● Given request
Copy each line below in which the string "Minutes" occurs.

Stored data:
..........

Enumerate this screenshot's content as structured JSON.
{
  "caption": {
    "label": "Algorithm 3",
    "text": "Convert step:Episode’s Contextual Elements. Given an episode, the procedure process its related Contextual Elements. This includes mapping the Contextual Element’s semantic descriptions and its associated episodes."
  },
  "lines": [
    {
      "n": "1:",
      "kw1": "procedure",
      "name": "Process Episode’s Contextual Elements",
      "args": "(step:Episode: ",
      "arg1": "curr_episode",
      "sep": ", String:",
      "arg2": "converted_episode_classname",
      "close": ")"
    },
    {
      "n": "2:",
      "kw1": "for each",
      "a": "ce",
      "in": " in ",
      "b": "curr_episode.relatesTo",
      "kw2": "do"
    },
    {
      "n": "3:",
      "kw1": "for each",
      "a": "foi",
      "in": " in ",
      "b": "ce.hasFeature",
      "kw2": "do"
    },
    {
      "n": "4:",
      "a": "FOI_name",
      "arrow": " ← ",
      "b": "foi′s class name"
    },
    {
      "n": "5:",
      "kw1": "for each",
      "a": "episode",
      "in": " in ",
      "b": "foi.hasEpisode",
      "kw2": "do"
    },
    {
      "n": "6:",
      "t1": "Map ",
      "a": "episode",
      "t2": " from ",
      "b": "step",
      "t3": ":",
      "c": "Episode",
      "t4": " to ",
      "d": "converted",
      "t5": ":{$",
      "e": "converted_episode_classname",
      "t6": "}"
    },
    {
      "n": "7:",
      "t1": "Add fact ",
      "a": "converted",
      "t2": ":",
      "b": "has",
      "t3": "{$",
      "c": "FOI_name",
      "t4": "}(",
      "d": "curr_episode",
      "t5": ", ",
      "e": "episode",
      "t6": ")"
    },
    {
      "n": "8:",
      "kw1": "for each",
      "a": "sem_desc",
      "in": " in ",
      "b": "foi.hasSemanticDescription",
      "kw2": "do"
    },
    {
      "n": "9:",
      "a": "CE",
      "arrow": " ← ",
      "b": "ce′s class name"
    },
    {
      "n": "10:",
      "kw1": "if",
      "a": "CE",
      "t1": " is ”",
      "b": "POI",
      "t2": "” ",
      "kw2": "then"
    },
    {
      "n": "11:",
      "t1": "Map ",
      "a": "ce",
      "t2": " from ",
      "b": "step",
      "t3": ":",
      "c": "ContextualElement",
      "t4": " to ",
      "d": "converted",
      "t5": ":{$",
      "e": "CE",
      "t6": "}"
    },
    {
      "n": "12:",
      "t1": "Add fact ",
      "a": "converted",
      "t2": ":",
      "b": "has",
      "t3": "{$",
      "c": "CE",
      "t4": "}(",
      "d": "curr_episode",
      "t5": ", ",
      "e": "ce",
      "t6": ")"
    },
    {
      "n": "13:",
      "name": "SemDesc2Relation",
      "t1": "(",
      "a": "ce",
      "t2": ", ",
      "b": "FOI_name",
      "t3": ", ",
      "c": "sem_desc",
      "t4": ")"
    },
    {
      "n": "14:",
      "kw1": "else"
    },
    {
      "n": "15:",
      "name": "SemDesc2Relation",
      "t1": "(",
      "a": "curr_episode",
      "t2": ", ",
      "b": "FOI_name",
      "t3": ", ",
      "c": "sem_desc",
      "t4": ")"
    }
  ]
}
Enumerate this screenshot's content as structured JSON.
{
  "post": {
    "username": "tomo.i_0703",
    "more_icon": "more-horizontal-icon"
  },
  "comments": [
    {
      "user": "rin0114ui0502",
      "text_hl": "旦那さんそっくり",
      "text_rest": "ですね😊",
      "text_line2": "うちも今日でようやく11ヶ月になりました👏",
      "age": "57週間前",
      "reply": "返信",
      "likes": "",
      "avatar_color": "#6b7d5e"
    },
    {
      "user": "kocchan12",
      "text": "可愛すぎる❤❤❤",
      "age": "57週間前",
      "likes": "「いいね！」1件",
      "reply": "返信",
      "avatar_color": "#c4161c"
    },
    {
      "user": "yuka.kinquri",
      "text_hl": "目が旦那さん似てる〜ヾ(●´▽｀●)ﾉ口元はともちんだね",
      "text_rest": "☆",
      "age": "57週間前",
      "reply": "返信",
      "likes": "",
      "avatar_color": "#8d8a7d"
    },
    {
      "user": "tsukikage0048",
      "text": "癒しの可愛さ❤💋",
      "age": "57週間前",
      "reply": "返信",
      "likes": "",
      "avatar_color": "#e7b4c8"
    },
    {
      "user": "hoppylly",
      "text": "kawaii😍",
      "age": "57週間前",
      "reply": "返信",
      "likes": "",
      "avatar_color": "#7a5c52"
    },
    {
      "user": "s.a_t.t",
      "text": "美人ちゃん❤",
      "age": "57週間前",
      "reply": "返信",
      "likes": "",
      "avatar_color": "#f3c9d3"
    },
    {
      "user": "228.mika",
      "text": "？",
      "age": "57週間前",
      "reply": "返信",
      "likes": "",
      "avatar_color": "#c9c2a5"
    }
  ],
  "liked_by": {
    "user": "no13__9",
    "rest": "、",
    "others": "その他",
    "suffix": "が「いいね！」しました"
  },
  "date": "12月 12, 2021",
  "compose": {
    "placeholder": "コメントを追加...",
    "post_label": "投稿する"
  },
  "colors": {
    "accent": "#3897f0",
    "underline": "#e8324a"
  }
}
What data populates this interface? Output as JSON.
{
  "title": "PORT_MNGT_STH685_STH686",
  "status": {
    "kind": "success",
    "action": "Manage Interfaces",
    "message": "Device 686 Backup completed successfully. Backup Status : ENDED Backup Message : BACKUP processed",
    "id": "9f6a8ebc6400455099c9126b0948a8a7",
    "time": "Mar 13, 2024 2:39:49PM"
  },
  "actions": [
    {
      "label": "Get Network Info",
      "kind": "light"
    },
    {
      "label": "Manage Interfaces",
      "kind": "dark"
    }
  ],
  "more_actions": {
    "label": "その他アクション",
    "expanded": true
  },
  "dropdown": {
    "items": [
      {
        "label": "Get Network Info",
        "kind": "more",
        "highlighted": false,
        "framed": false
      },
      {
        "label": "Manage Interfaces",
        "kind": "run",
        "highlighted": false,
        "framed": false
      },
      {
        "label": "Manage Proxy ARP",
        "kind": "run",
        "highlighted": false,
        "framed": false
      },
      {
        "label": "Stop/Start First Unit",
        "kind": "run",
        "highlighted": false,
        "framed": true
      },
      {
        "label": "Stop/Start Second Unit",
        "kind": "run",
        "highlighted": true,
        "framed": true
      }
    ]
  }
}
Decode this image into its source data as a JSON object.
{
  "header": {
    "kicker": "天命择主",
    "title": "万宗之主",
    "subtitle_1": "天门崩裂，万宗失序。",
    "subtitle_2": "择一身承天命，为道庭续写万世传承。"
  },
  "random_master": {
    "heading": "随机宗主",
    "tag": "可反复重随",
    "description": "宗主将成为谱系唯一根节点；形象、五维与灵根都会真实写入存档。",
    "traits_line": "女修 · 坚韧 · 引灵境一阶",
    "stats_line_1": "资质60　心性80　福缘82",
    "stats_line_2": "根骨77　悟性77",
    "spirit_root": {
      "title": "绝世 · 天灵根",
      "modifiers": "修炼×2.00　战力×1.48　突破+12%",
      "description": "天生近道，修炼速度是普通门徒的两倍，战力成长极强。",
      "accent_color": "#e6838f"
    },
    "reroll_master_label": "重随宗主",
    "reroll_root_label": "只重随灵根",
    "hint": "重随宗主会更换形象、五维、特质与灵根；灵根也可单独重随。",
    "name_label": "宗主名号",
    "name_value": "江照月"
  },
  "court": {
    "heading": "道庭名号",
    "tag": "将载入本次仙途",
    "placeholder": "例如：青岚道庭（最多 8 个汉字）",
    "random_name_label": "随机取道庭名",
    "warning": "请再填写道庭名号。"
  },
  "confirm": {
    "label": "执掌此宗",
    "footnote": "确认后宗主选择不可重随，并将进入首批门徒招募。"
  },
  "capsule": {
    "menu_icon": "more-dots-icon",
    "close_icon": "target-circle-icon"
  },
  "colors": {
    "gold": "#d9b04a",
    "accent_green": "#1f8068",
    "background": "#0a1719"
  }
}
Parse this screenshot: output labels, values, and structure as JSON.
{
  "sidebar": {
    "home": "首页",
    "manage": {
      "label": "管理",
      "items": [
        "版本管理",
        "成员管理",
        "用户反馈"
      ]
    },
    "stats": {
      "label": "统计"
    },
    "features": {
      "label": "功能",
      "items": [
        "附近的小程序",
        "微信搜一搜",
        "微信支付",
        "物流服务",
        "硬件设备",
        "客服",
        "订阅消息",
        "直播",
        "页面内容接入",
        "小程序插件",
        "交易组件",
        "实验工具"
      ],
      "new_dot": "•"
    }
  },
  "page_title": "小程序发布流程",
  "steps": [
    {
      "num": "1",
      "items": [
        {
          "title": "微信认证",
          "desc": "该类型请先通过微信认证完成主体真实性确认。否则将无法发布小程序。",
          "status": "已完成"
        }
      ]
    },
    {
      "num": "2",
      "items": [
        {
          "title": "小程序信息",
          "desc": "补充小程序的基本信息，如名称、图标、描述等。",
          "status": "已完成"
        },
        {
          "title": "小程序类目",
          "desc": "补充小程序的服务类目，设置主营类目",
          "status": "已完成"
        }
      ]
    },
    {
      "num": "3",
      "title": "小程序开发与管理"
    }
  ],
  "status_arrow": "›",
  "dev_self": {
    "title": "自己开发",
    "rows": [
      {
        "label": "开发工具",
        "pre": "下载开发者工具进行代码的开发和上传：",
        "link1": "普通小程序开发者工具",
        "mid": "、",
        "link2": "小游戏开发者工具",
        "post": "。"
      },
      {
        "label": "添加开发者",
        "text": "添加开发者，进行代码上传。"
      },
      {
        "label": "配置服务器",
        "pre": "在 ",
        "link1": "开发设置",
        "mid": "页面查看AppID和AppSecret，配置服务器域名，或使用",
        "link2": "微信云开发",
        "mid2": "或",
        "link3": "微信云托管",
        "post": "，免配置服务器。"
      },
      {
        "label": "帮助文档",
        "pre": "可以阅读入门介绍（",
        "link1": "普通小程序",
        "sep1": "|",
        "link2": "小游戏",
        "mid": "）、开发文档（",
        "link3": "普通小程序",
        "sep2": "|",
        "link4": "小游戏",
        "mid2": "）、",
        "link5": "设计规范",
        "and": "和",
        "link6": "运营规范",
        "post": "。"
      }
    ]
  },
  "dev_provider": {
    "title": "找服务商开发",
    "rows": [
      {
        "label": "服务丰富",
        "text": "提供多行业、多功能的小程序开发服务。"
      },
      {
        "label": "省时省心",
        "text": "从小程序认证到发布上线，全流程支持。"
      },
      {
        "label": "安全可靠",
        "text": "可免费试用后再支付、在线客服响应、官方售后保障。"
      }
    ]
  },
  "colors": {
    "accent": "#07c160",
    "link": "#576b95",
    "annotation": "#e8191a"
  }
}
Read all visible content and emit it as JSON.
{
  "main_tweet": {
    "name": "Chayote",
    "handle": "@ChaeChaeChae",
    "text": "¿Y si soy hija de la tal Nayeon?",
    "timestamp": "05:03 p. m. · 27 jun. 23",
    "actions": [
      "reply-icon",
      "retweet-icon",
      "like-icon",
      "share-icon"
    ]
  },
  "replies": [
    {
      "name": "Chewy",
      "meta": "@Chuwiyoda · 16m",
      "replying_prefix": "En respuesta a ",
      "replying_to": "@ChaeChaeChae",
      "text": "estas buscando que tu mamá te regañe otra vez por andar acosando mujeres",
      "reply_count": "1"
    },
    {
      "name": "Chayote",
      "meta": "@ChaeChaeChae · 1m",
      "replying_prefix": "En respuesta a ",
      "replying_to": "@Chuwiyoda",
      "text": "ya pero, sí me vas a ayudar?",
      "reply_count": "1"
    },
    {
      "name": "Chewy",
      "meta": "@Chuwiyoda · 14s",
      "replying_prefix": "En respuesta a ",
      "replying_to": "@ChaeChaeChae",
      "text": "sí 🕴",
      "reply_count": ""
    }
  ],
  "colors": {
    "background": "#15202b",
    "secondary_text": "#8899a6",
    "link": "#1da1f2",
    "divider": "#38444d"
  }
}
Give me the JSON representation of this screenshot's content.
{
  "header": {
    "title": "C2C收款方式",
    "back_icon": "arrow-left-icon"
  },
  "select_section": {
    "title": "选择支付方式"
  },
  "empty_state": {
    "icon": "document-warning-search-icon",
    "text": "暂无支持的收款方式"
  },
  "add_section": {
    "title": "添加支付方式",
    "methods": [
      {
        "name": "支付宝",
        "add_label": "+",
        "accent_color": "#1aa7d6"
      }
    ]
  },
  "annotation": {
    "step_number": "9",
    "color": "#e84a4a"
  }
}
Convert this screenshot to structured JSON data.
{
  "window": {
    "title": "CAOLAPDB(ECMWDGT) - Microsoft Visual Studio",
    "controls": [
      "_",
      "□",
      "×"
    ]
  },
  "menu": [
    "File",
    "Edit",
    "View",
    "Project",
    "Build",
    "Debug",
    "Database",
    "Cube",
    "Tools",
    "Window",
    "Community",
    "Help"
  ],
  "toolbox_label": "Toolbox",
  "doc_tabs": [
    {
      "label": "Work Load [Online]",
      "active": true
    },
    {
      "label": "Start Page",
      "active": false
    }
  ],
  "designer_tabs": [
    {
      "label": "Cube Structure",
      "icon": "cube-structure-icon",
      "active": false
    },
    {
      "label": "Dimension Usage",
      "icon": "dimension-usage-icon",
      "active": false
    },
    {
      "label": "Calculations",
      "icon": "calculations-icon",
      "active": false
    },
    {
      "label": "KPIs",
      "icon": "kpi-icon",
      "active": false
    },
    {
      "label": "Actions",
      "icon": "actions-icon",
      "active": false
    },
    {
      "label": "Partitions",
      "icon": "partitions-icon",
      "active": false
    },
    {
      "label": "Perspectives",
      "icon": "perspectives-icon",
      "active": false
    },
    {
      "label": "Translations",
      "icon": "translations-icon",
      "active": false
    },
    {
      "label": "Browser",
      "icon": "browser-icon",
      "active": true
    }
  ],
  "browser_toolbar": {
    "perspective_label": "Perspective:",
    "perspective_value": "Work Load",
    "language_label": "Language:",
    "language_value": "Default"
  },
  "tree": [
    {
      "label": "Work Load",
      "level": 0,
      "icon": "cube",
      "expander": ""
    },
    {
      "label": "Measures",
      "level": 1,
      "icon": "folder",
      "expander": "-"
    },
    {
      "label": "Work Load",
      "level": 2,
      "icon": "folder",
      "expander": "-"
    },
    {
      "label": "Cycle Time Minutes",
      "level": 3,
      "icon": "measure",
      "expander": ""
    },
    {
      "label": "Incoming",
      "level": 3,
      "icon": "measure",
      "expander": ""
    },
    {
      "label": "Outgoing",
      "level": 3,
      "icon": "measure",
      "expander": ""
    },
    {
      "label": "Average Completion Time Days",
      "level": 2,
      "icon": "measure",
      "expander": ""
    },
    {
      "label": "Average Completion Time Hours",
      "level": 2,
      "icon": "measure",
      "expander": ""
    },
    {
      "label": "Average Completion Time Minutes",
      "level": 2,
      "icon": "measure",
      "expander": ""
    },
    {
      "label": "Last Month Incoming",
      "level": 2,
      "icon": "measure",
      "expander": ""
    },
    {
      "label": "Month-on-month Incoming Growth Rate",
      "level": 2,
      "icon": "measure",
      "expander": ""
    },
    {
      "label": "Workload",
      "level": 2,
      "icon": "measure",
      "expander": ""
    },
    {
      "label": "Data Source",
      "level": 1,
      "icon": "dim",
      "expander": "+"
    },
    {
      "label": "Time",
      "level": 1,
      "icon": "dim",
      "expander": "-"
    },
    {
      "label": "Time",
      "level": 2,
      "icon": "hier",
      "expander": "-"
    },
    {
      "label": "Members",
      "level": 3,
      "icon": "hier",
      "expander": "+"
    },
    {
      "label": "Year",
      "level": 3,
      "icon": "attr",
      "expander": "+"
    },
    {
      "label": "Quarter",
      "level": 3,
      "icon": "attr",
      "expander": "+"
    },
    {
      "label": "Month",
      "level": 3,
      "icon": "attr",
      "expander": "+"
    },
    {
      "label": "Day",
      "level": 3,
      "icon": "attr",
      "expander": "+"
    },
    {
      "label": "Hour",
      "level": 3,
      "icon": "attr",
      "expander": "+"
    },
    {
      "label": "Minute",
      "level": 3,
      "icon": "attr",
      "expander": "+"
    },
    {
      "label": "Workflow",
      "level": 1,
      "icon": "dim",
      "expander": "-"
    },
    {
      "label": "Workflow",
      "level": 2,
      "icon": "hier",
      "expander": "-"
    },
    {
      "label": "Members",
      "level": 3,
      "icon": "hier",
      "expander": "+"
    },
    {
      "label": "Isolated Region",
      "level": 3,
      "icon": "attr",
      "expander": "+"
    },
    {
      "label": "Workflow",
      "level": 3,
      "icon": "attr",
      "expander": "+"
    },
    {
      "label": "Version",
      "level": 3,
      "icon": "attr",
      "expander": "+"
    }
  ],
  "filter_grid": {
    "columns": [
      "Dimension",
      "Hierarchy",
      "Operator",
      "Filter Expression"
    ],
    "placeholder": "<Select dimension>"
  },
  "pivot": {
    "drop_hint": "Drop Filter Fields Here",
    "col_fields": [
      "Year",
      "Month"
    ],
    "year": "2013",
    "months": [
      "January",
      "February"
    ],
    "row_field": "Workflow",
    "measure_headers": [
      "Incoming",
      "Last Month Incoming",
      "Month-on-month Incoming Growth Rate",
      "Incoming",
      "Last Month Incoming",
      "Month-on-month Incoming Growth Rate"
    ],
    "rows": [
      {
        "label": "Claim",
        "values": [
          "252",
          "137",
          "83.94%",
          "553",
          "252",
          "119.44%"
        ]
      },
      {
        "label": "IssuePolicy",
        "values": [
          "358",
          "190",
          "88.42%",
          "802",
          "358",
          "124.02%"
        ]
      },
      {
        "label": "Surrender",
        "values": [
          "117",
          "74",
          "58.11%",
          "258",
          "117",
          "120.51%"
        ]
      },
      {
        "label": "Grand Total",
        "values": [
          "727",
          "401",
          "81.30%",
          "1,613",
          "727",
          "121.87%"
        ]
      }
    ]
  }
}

..........

● Task solution
      "label": "Cycle Time Minutes",
      "label": "Average Completion Time Minutes",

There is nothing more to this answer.